====== SUPPLIED INFORMATION

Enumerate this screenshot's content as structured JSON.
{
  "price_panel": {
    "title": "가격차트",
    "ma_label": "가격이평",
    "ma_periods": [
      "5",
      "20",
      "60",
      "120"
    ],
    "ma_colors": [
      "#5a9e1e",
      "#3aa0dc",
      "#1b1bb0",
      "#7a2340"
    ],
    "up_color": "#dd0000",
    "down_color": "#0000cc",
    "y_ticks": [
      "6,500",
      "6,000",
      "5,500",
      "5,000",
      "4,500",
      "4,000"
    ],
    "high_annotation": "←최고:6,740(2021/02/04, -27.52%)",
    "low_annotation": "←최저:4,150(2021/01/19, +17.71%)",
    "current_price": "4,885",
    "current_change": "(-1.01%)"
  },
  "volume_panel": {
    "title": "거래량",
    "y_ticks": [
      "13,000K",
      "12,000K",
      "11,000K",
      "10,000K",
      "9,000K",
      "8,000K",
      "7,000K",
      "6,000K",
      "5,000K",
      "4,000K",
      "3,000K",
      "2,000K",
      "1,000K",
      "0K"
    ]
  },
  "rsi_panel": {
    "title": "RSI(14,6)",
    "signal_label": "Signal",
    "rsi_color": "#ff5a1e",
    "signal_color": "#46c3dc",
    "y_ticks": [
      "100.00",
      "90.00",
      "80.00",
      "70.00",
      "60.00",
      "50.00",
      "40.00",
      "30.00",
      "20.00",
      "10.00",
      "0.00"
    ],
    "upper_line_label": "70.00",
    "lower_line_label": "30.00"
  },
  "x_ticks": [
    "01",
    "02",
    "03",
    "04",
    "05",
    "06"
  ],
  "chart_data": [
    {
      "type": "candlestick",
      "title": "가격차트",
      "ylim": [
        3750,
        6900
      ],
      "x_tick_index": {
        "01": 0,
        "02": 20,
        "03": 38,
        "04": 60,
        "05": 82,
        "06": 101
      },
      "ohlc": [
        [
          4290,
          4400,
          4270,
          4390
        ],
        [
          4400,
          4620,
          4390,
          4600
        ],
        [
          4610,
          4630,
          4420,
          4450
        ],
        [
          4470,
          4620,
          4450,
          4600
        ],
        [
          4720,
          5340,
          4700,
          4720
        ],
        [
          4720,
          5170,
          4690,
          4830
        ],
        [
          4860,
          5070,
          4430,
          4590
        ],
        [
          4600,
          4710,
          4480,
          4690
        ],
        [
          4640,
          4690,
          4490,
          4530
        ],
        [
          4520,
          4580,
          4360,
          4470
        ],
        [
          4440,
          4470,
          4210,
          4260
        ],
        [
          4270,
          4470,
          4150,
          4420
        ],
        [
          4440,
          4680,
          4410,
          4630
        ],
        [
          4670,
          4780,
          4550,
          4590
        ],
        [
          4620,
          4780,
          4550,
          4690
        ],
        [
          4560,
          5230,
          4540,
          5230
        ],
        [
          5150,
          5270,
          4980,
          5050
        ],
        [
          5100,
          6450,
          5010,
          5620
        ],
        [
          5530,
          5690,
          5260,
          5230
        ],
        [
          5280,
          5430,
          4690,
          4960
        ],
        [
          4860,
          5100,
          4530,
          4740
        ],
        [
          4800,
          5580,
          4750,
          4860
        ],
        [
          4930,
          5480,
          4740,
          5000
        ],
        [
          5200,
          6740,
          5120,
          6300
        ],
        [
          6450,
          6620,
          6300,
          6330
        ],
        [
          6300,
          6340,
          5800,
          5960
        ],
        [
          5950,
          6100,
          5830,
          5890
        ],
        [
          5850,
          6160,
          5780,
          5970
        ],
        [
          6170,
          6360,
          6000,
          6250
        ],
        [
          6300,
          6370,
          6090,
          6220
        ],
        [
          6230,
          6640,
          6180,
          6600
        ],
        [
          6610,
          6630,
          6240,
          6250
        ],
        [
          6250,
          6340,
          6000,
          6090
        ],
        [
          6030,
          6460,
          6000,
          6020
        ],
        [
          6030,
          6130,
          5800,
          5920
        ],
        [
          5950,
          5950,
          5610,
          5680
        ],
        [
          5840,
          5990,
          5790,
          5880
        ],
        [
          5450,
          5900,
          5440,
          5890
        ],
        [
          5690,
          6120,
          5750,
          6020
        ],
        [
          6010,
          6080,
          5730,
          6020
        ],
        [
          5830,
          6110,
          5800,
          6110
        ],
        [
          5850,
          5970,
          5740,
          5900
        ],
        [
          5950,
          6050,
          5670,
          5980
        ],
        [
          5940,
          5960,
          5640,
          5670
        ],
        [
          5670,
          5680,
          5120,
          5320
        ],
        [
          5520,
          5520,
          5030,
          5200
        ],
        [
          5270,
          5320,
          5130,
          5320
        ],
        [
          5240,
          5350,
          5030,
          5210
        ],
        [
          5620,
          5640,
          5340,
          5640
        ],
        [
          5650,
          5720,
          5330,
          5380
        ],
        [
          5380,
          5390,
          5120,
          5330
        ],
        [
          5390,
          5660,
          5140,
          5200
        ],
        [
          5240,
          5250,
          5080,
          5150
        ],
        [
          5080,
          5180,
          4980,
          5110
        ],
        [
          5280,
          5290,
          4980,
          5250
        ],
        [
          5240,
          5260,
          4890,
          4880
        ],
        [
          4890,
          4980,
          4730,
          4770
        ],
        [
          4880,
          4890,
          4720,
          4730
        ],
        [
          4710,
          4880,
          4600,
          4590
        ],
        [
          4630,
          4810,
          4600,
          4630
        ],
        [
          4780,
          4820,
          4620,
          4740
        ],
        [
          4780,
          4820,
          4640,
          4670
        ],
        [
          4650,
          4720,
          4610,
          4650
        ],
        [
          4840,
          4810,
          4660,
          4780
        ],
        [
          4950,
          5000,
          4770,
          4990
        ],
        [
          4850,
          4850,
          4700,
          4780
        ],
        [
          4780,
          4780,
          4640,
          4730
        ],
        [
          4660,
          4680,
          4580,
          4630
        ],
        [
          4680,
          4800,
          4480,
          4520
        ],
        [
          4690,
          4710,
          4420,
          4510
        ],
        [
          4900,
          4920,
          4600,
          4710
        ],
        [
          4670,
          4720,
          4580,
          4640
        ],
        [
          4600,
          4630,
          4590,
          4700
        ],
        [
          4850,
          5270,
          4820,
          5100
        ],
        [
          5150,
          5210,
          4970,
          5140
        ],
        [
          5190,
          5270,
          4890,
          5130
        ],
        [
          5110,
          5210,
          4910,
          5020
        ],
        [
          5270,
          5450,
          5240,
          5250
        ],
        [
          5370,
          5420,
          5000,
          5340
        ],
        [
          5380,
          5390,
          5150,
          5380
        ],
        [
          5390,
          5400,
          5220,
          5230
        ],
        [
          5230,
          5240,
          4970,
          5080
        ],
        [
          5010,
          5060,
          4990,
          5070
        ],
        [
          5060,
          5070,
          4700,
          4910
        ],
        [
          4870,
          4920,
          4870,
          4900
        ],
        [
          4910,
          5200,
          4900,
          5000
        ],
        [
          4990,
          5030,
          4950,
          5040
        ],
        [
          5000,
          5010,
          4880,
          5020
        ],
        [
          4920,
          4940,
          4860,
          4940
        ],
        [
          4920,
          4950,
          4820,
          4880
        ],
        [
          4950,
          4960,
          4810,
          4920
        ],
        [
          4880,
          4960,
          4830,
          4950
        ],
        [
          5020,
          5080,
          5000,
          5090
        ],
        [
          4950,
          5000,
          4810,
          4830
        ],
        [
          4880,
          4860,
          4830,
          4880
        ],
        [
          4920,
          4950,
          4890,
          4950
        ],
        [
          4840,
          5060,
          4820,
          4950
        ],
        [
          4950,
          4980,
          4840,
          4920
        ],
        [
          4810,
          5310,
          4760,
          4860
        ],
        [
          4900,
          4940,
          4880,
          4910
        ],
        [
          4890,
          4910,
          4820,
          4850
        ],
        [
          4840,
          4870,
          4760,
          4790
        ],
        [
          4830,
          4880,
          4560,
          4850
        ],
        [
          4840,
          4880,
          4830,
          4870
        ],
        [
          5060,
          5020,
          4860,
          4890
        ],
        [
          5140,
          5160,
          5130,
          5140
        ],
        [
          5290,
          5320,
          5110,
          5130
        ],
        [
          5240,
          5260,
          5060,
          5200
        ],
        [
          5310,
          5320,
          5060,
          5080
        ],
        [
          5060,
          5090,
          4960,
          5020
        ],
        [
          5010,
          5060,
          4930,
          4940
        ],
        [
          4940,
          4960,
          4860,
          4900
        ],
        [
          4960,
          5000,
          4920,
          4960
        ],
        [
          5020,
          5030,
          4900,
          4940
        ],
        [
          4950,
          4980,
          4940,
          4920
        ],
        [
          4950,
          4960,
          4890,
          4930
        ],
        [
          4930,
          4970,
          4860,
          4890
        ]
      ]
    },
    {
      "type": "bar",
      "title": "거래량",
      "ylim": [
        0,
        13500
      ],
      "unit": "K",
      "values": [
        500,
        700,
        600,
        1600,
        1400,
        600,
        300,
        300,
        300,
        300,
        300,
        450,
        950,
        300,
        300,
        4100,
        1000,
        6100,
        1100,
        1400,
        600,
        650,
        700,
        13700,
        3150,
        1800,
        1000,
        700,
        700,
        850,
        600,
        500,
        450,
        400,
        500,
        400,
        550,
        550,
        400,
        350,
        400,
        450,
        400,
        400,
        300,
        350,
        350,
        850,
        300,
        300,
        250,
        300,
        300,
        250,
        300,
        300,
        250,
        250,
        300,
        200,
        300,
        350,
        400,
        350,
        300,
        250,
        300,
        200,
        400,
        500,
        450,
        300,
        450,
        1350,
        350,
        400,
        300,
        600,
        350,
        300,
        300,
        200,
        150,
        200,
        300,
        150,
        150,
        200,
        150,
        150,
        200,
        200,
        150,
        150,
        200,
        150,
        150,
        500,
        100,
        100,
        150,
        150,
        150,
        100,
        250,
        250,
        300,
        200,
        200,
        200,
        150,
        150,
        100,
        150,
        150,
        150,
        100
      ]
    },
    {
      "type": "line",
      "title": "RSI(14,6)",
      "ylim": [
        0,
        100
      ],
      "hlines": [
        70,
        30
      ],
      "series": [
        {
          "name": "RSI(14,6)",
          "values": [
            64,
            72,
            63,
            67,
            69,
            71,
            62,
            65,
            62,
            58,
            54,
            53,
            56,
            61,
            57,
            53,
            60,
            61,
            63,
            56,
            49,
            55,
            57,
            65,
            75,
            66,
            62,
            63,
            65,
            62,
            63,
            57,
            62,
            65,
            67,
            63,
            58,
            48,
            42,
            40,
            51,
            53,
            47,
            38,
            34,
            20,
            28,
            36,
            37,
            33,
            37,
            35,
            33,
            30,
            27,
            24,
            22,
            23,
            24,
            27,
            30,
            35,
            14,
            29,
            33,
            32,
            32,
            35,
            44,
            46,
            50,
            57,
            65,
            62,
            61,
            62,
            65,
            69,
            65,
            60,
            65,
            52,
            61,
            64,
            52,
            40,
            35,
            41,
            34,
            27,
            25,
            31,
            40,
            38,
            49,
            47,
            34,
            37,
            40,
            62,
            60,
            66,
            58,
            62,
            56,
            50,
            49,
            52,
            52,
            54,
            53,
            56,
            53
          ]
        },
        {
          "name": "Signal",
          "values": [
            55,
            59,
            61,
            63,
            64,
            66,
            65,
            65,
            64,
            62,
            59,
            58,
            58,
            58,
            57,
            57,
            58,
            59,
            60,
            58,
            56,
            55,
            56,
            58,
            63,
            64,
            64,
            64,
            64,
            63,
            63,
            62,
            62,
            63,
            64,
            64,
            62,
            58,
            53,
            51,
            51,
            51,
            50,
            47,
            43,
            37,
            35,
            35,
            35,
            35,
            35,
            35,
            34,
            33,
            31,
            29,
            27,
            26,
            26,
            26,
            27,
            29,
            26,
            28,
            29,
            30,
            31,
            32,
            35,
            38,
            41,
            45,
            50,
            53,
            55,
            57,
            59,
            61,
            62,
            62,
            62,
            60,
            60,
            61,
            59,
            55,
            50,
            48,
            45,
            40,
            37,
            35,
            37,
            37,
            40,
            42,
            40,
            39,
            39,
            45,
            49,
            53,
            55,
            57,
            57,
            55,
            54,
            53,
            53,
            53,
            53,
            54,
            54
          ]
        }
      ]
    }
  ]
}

============

### YOUR GOAL
List each line in the listing that contains the string "title".

### OUTPUT FOR THIS EXERCISE
    "title": "가격차트",
    "title": "거래량",
    "title": "RSI(14,6)",
      "title": "가격차트",
      "title": "거래량",
      "title": "RSI(14,6)",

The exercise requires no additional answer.